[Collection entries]
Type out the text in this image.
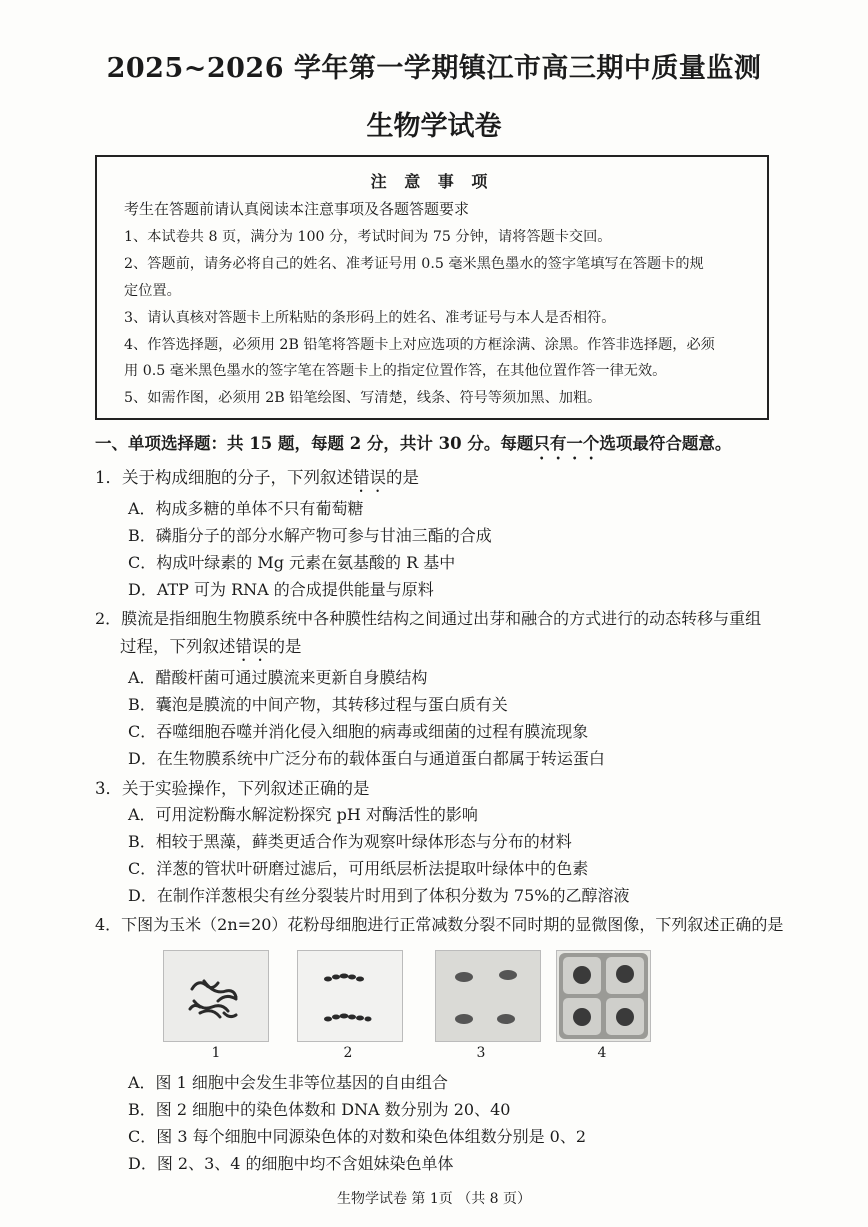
2025~2026 学年第一学期镇江市高三期中质量监测
生物学试卷
注 意 事 项
考生在答题前请认真阅读本注意事项及各题答题要求
1、本试卷共 8 页，满分为 100 分，考试时间为 75 分钟，请将答题卡交回。
2、答题前，请务必将自己的姓名、准考证号用 0.5 毫米黑色墨水的签字笔填写在答题卡的规
定位置。
3、请认真核对答题卡上所粘贴的条形码上的姓名、准考证号与本人是否相符。
4、作答选择题，必须用 2B 铅笔将答题卡上对应选项的方框涂满、涂黑。作答非选择题，必须
用 0.5 毫米黑色墨水的签字笔在答题卡上的指定位置作答，在其他位置作答一律无效。
5、如需作图，必须用 2B 铅笔绘图、写清楚，线条、符号等须加黑、加粗。
一、单项选择题：共 15 题，每题 2 分，共计 30 分。每题只有一个选项最符合题意。
1．关于构成细胞的分子，下列叙述错误的是
A．构成多糖的单体不只有葡萄糖
B．磷脂分子的部分水解产物可参与甘油三酯的合成
C．构成叶绿素的 Mg 元素在氨基酸的 R 基中
D．ATP 可为 RNA 的合成提供能量与原料
2．膜流是指细胞生物膜系统中各种膜性结构之间通过出芽和融合的方式进行的动态转移与重组
过程，下列叙述错误的是
A．醋酸杆菌可通过膜流来更新自身膜结构
B．囊泡是膜流的中间产物，其转移过程与蛋白质有关
C．吞噬细胞吞噬并消化侵入细胞的病毒或细菌的过程有膜流现象
D．在生物膜系统中广泛分布的载体蛋白与通道蛋白都属于转运蛋白
3．关于实验操作，下列叙述正确的是
A．可用淀粉酶水解淀粉探究 pH 对酶活性的影响
B．相较于黑藻，藓类更适合作为观察叶绿体形态与分布的材料
C．洋葱的管状叶研磨过滤后，可用纸层析法提取叶绿体中的色素
D．在制作洋葱根尖有丝分裂装片时用到了体积分数为 75%的乙醇溶液
4．下图为玉米（2n=20）花粉母细胞进行正常减数分裂不同时期的显微图像，下列叙述正确的是
1	2	3	4
A．图 1 细胞中会发生非等位基因的自由组合
B．图 2 细胞中的染色体数和 DNA 数分别为 20、40
C．图 3 每个细胞中同源染色体的对数和染色体组数分别是 0、2
D．图 2、3、4 的细胞中均不含姐妹染色单体
生物学试卷 第 1页 （共 8 页）
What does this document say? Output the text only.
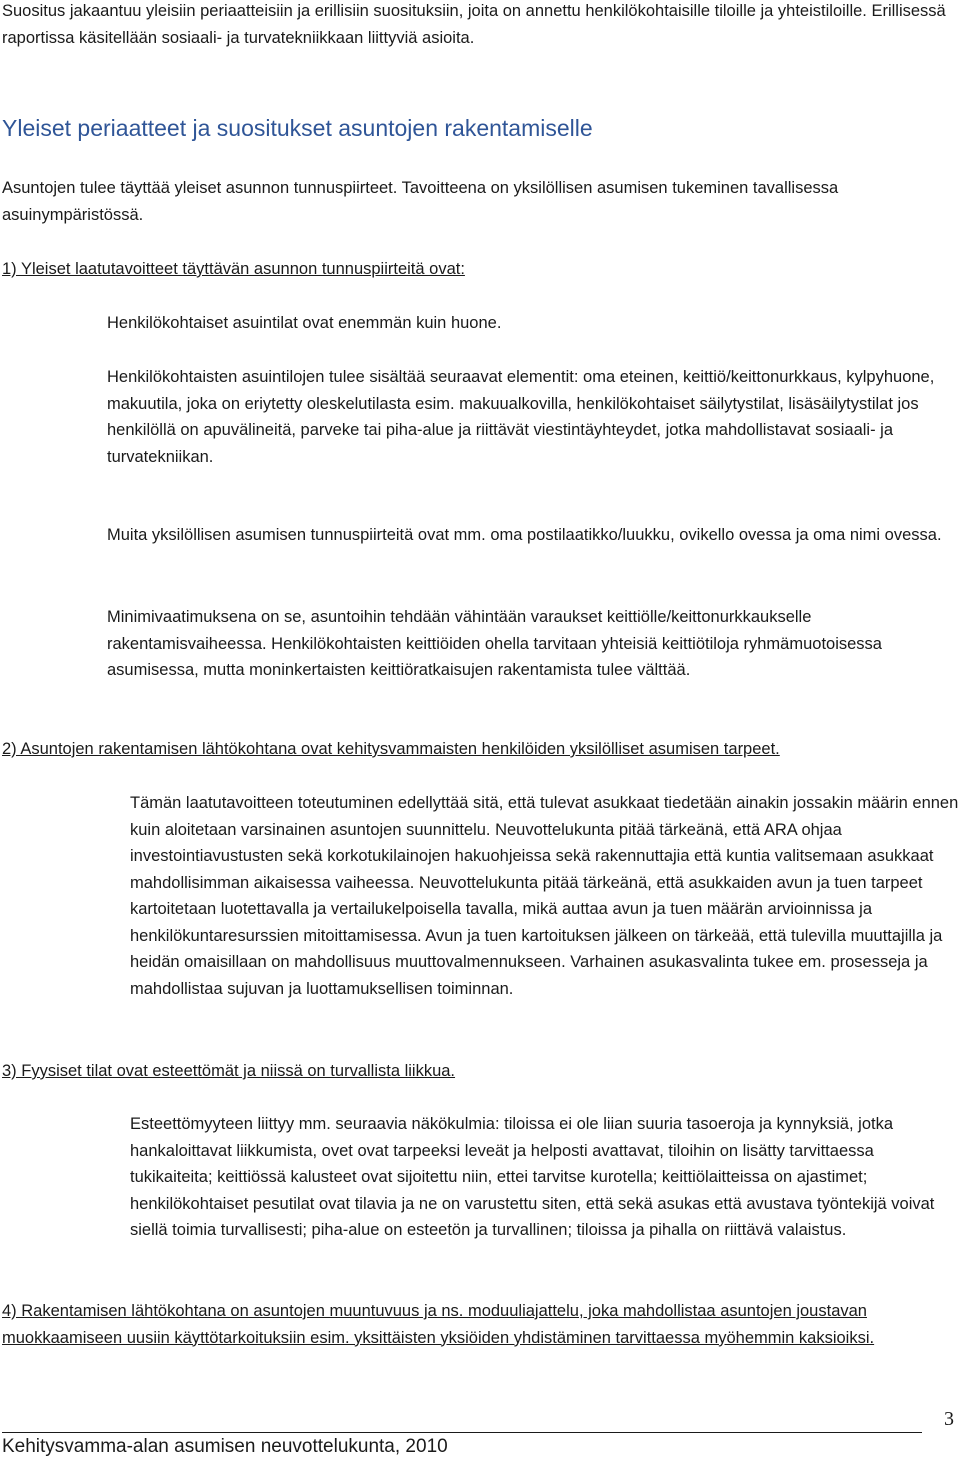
Suositus jakaantuu yleisiin periaatteisiin ja erillisiin suosituksiin, joita on annettu henkilökohtaisille tiloille ja yhteistiloille. Erillisessä raportissa käsitellään sosiaali- ja turvatekniikkaan liittyviä asioita.

Yleiset periaatteet ja suositukset asuntojen rakentamiselle

Asuntojen tulee täyttää yleiset asunnon tunnuspiirteet. Tavoitteena on yksilöllisen asumisen tukeminen tavallisessa asuinympäristössä.

1) Yleiset laatutavoitteet täyttävän asunnon tunnuspiirteitä ovat:

Henkilökohtaiset asuintilat ovat enemmän kuin huone.

Henkilökohtaisten asuintilojen tulee sisältää seuraavat elementit: oma eteinen, keittiö/keittonurkkaus, kylpyhuone, makuutila, joka on eriytetty oleskelutilasta esim. makuualkovilla, henkilökohtaiset säilytystilat, lisäsäilytystilat jos henkilöllä on apuvälineitä, parveke tai piha-alue ja riittävät viestintäyhteydet, jotka mahdollistavat sosiaali- ja turvatekniikan.

Muita yksilöllisen asumisen tunnuspiirteitä ovat mm. oma postilaatikko/luukku, ovikello ovessa ja oma nimi ovessa.

Minimivaatimuksena on se, asuntoihin tehdään vähintään varaukset keittiölle/keittonurkkaukselle rakentamisvaiheessa. Henkilökohtaisten keittiöiden ohella tarvitaan yhteisiä keittiötiloja ryhmämuotoisessa asumisessa, mutta moninkertaisten keittiöratkaisujen rakentamista tulee välttää.

2) Asuntojen rakentamisen lähtökohtana ovat kehitysvammaisten henkilöiden yksilölliset asumisen tarpeet.

Tämän laatutavoitteen toteutuminen edellyttää sitä, että tulevat asukkaat tiedetään ainakin jossakin määrin ennen kuin aloitetaan varsinainen asuntojen suunnittelu. Neuvottelukunta pitää tärkeänä, että ARA ohjaa investointiavustusten sekä korkotukilainojen hakuohjeissa sekä rakennuttajia että kuntia valitsemaan asukkaat mahdollisimman aikaisessa vaiheessa. Neuvottelukunta pitää tärkeänä, että asukkaiden avun ja tuen tarpeet kartoitetaan luotettavalla ja vertailukelpoisella tavalla, mikä auttaa avun ja tuen määrän arvioinnissa ja henkilökuntaresurssien mitoittamisessa. Avun ja tuen kartoituksen jälkeen on tärkeää, että tulevilla muuttajilla ja heidän omaisillaan on mahdollisuus muuttovalmennukseen. Varhainen asukasvalinta tukee em. prosesseja ja mahdollistaa sujuvan ja luottamuksellisen toiminnan.

3) Fyysiset tilat ovat esteettömät ja niissä on turvallista liikkua.

Esteettömyyteen liittyy mm. seuraavia näkökulmia: tiloissa ei ole liian suuria tasoeroja ja kynnyksiä, jotka hankaloittavat liikkumista, ovet ovat tarpeeksi leveät ja helposti avattavat, tiloihin on lisätty tarvittaessa tukikaiteita; keittiössä kalusteet ovat sijoitettu niin, ettei tarvitse kurotella; keittiölaitteissa on ajastimet; henkilökohtaiset pesutilat ovat tilavia ja ne on varustettu siten, että sekä asukas että avustava työntekijä voivat siellä toimia turvallisesti; piha-alue on esteetön ja turvallinen; tiloissa ja pihalla on riittävä valaistus.

4) Rakentamisen lähtökohtana on asuntojen muuntuvuus ja ns. moduuliajattelu, joka mahdollistaa asuntojen joustavan muokkaamiseen uusiin käyttötarkoituksiin esim. yksittäisten yksiöiden yhdistäminen tarvittaessa myöhemmin kaksioiksi.

Kehitysvamma-alan asumisen neuvottelukunta, 2010
3
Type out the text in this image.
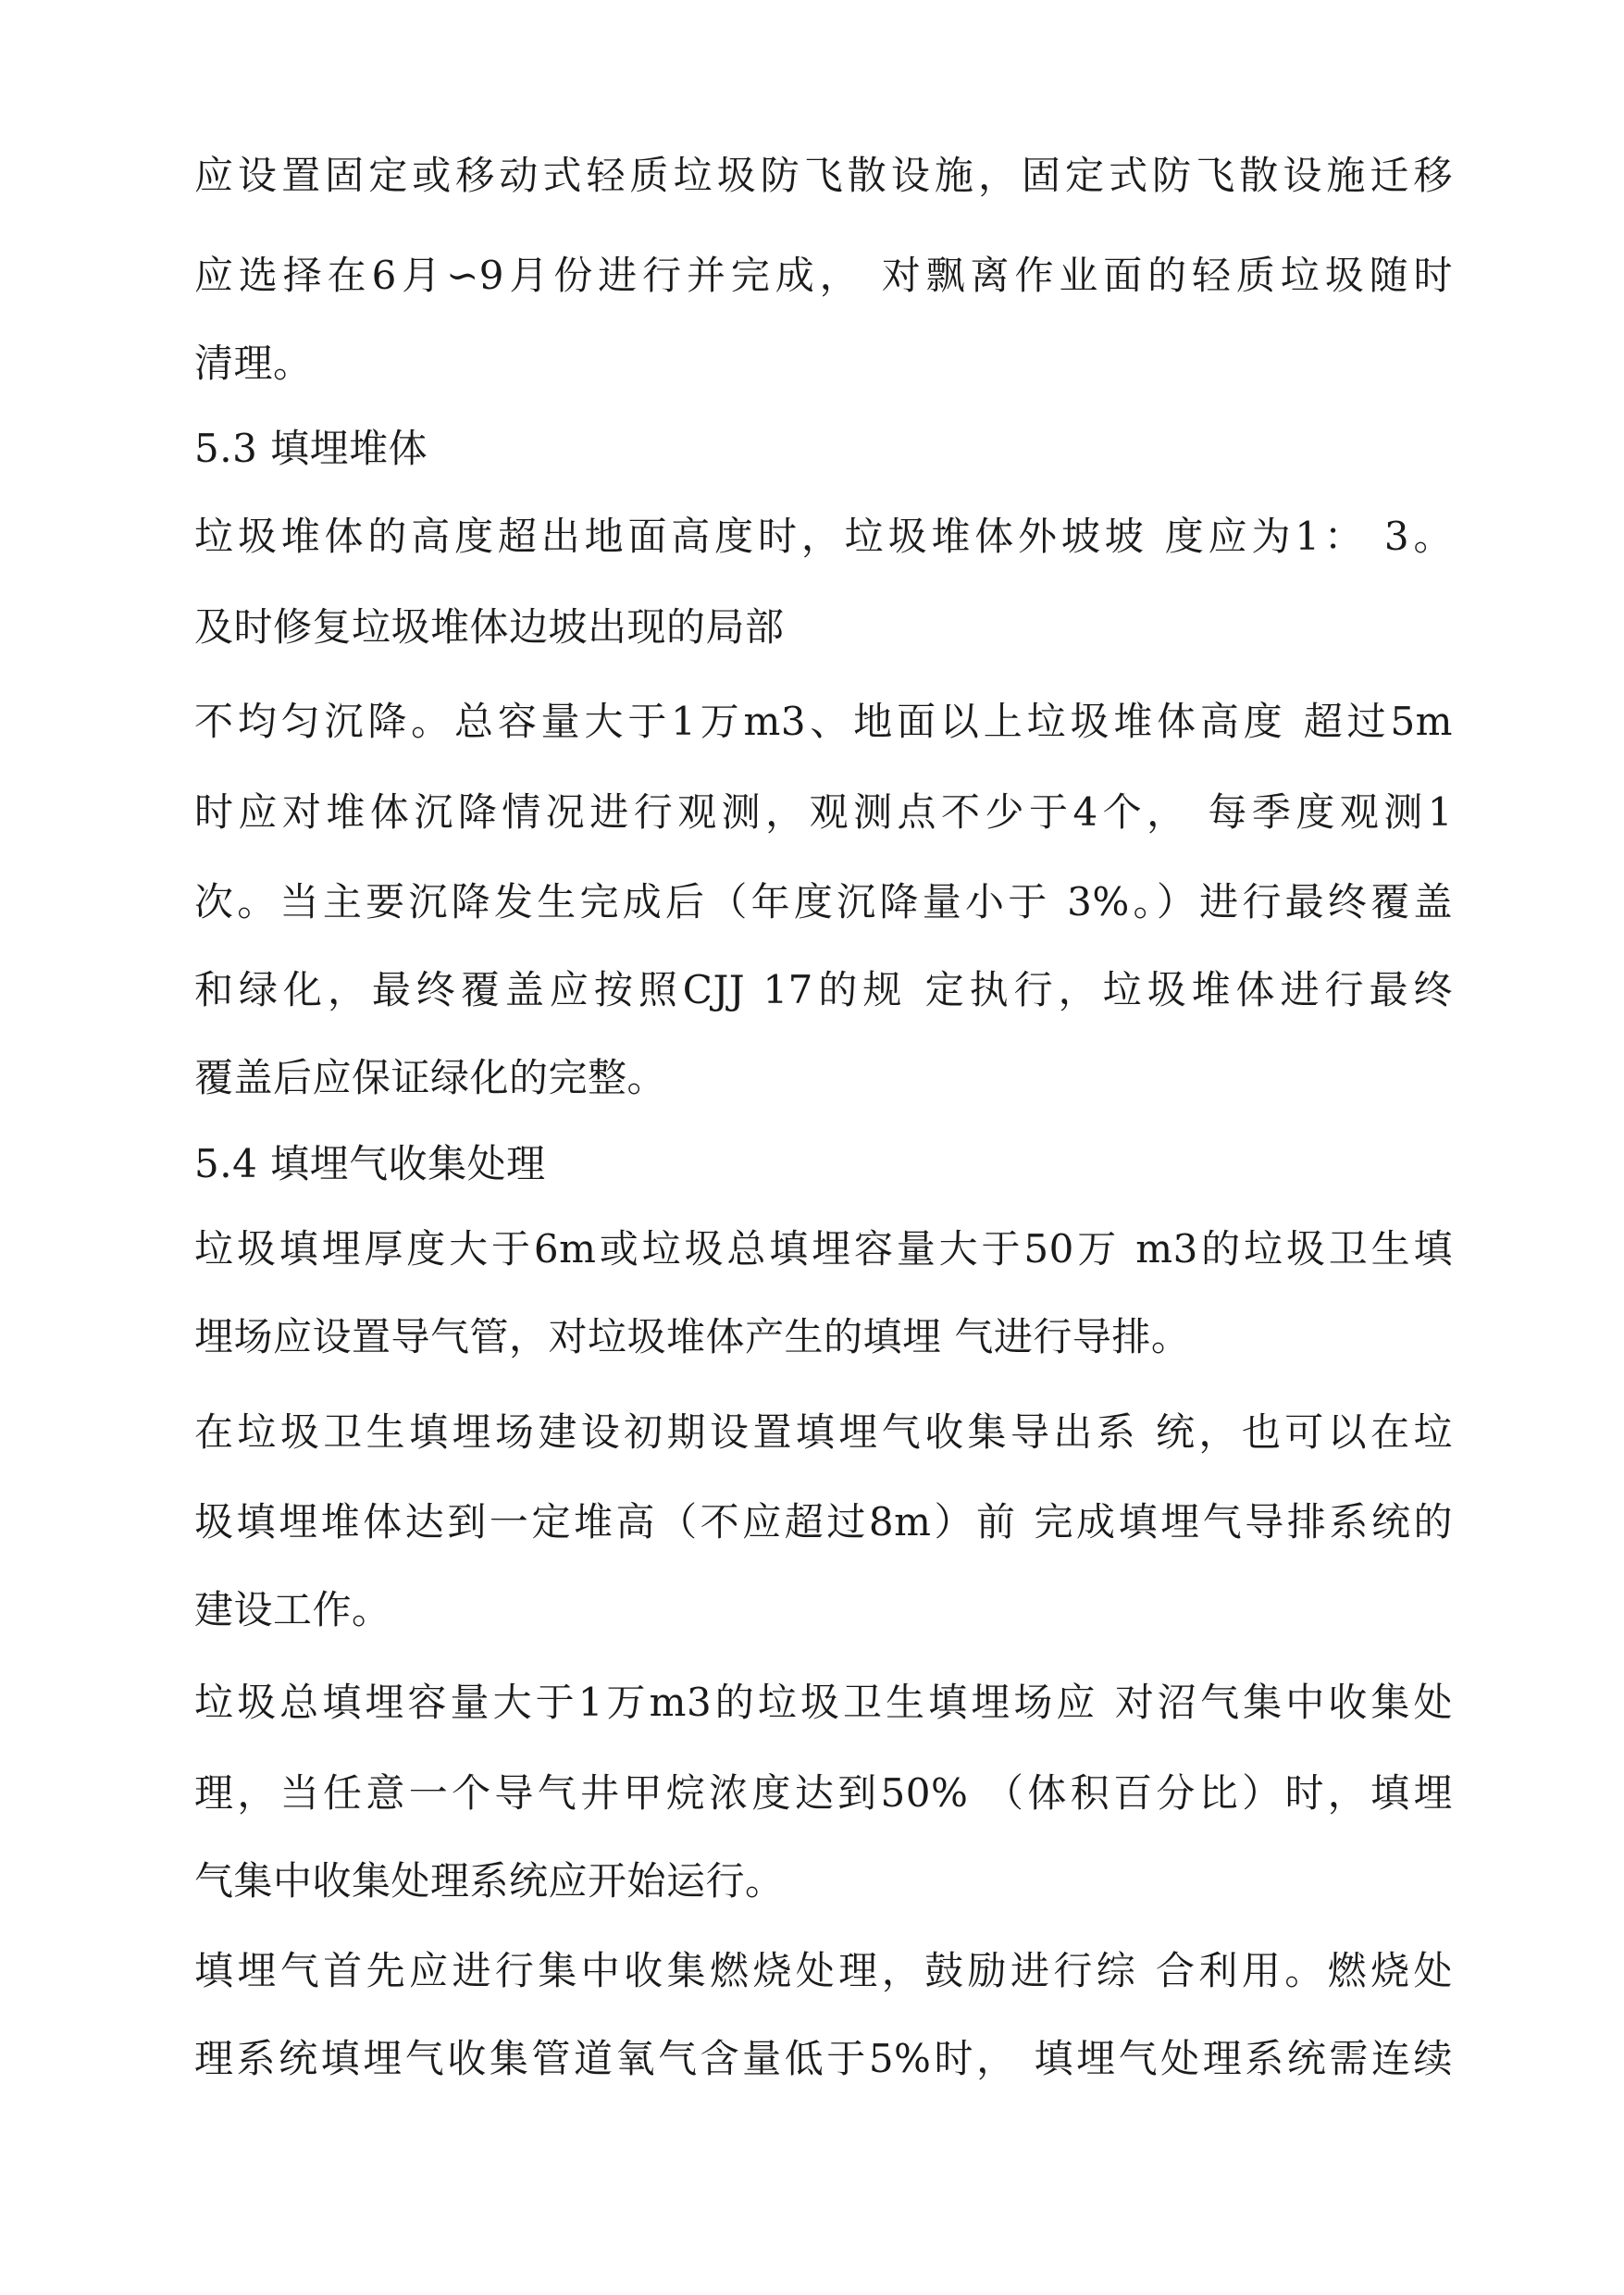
应设置固定或移动式轻质垃圾防飞散设施，固定式防飞散设施迁移
应选择在6月∽9月份进行并完成， 对飘离作业面的轻质垃圾随时
清理。
5.3 填埋堆体
垃圾堆体的高度超出地面高度时，垃圾堆体外坡坡 度应为1： 3。
及时修复垃圾堆体边坡出现的局部
不均匀沉降。总容量大于1万m3、地面以上垃圾堆体高度 超过5m
时应对堆体沉降情况进行观测，观测点不少于4个， 每季度观测1
次。当主要沉降发生完成后（年度沉降量小于 3%。）进行最终覆盖
和绿化，最终覆盖应按照CJJ 17的规 定执行，垃圾堆体进行最终
覆盖后应保证绿化的完整。
5.4 填埋气收集处理
垃圾填埋厚度大于6m或垃圾总填埋容量大于50万 m3的垃圾卫生填
埋场应设置导气管，对垃圾堆体产生的填埋 气进行导排。
在垃圾卫生填埋场建设初期设置填埋气收集导出系 统，也可以在垃
圾填埋堆体达到一定堆高（不应超过8m）前 完成填埋气导排系统的
建设工作。
垃圾总填埋容量大于1万m3的垃圾卫生填埋场应 对沼气集中收集处
理，当任意一个导气井甲烷浓度达到50% （体积百分比）时，填埋
气集中收集处理系统应开始运行。
填埋气首先应进行集中收集燃烧处理，鼓励进行综 合利用。燃烧处
理系统填埋气收集管道氧气含量低于5%时， 填埋气处理系统需连续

### [Problem description]
Locate the lines above that hold the word "esim". Show every one of them.

### [Response to this exercise]
Henkilökohtaisten asuintilojen tulee sisältää seuraavat elementit: oma eteinen, keittiö/keittonurkkaus, kylpyhuone, makuutila, joka on eriytetty oleskelutilasta esim. makuualkovilla, henkilökohtaiset säilytystilat, lisäsäilytystilat jos henkilöllä on apuvälineitä, parveke tai piha-alue ja riittävät viestintäyhteydet, jotka mahdollistavat sosiaali- ja turvatekniikan.
4) Rakentamisen lähtökohtana on asuntojen muuntuvuus ja ns. moduuliajattelu, joka mahdollistaa asuntojen joustavan muokkaamiseen uusiin käyttötarkoituksiin esim. yksittäisten yksiöiden yhdistäminen tarvittaessa myöhemmin kaksioiksi.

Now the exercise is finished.